● **INSTRUCTIONS TO FOLLOW**:
Find and copy every line in the records that includes the string "upgrade".

>> Begin ENTRIES

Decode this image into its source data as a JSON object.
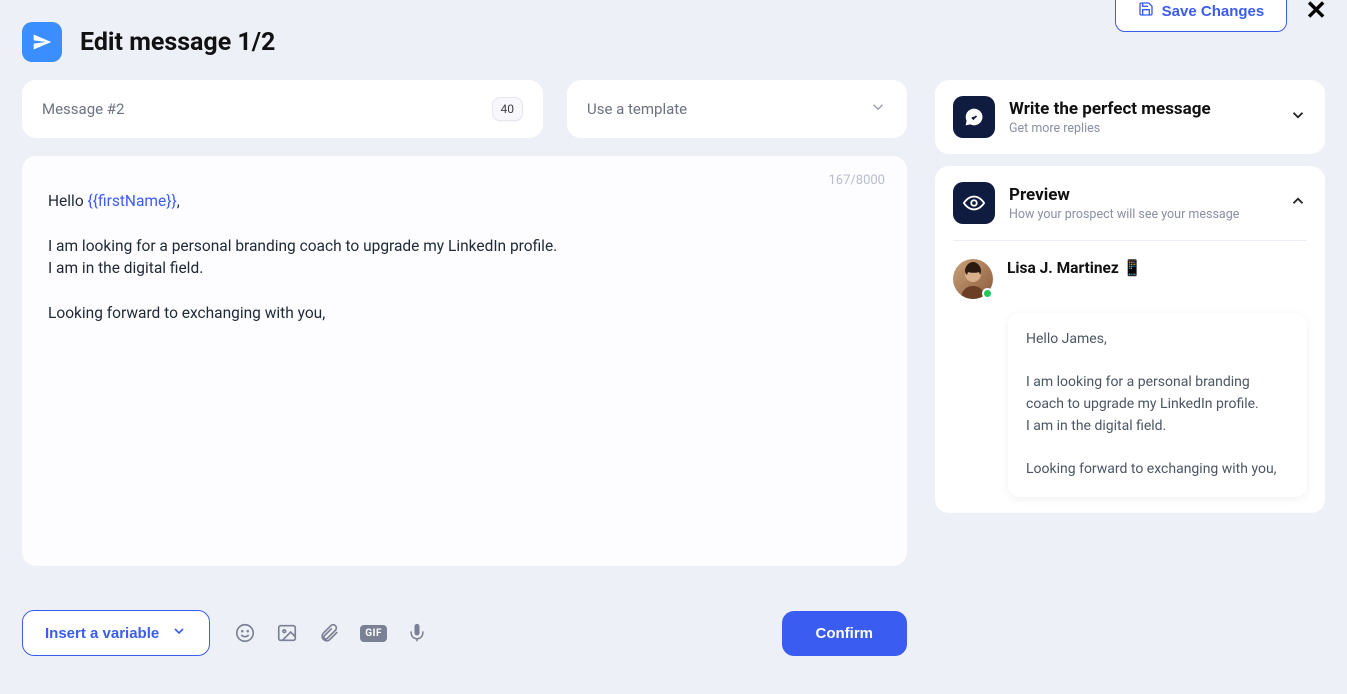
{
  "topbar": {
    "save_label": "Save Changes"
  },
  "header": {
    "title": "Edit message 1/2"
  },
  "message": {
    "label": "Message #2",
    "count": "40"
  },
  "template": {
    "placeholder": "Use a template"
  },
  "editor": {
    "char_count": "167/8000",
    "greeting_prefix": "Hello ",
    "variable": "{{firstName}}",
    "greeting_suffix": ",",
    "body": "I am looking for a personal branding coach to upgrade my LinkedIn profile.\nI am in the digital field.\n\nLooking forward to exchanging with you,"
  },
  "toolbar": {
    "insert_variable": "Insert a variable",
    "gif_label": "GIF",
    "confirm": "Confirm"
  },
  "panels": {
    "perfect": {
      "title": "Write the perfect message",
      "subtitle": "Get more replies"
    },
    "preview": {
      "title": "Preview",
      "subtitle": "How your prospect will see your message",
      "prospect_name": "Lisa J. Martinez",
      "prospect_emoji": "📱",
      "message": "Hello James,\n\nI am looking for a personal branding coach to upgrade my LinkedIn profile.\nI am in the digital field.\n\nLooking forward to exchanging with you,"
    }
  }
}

>> End ENTRIES

● **RESPONSE TO THE EXERCISE**:
    "body": "I am looking for a personal branding coach to upgrade my LinkedIn profile.\nI am in the digital field.\n\nLooking forward to exchanging with you,"
      "message": "Hello James,\n\nI am looking for a personal branding coach to upgrade my LinkedIn profile.\nI am in the digital field.\n\nLooking forward to exchanging with you,"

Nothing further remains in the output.